Goal:
Can you reproduce the listing from its start through the line containing "turbine-marker <box>252 123 255 127</box>", changing every "x-tick-label" to "x-axis-tick" and leaving everything else untouched?

Stored entries
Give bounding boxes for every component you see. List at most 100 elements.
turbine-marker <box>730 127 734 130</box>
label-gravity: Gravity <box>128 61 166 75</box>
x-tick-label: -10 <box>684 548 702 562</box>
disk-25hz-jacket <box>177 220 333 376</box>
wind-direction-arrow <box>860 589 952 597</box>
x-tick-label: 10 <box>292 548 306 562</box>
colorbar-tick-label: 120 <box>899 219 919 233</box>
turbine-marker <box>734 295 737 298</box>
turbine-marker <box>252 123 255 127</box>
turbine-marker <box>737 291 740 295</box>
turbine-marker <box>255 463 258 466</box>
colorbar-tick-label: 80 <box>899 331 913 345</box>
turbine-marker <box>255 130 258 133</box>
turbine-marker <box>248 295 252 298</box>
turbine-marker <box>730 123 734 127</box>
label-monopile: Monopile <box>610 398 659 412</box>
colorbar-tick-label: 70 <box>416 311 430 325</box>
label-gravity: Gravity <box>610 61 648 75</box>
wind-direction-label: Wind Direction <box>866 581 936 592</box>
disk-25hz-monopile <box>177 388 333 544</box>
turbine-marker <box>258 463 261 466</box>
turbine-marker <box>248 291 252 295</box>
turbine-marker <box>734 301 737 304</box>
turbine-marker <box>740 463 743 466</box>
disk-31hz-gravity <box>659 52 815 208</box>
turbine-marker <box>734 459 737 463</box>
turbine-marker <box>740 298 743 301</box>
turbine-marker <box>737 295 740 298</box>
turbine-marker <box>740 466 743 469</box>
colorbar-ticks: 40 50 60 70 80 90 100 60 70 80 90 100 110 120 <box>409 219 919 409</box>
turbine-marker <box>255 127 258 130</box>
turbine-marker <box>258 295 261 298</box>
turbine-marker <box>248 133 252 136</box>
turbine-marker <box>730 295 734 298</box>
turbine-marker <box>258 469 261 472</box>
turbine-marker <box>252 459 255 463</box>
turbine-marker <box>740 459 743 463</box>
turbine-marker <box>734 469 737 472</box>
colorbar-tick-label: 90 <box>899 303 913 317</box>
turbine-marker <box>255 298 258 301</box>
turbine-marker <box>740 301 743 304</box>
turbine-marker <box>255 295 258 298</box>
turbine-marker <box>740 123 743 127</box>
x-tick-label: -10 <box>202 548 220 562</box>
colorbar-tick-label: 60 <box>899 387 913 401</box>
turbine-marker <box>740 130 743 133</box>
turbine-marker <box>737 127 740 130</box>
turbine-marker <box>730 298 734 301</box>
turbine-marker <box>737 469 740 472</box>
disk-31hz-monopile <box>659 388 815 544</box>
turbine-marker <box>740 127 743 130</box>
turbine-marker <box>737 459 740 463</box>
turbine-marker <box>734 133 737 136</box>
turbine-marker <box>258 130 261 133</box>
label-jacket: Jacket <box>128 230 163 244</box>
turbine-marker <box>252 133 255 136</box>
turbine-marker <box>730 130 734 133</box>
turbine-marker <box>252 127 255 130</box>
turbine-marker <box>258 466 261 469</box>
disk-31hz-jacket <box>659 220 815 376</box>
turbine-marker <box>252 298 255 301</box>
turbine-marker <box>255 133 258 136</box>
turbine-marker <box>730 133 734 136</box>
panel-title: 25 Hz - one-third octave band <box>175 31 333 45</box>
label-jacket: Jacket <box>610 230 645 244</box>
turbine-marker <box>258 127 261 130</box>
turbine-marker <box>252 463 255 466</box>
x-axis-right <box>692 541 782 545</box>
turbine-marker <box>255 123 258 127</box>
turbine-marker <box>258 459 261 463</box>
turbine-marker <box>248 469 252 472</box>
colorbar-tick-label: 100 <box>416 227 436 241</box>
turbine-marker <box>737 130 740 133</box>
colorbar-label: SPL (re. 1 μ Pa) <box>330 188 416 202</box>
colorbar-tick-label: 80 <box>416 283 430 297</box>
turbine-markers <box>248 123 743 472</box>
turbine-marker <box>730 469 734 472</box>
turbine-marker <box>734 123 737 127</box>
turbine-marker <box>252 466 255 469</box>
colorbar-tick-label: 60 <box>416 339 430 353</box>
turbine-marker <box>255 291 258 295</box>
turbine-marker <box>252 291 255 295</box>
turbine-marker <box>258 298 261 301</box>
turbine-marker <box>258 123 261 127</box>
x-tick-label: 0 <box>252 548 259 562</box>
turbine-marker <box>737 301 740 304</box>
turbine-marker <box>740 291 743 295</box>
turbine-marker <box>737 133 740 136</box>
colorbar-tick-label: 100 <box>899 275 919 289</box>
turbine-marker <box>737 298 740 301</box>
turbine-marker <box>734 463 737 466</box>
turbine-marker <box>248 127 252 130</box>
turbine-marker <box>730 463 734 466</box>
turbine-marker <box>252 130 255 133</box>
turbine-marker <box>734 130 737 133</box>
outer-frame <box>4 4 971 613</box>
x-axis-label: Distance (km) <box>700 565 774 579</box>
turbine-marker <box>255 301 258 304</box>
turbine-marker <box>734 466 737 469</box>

Task answer:
Give bounding boxes for every component you see. List at most 100 elements.
turbine-marker <box>730 127 734 130</box>
label-gravity: Gravity <box>128 61 166 75</box>
x-axis-tick: -10 <box>684 548 702 562</box>
disk-25hz-jacket <box>177 220 333 376</box>
wind-direction-arrow <box>860 589 952 597</box>
x-axis-tick: 10 <box>292 548 306 562</box>
colorbar-tick-label: 120 <box>899 219 919 233</box>
turbine-marker <box>734 295 737 298</box>
turbine-marker <box>252 123 255 127</box>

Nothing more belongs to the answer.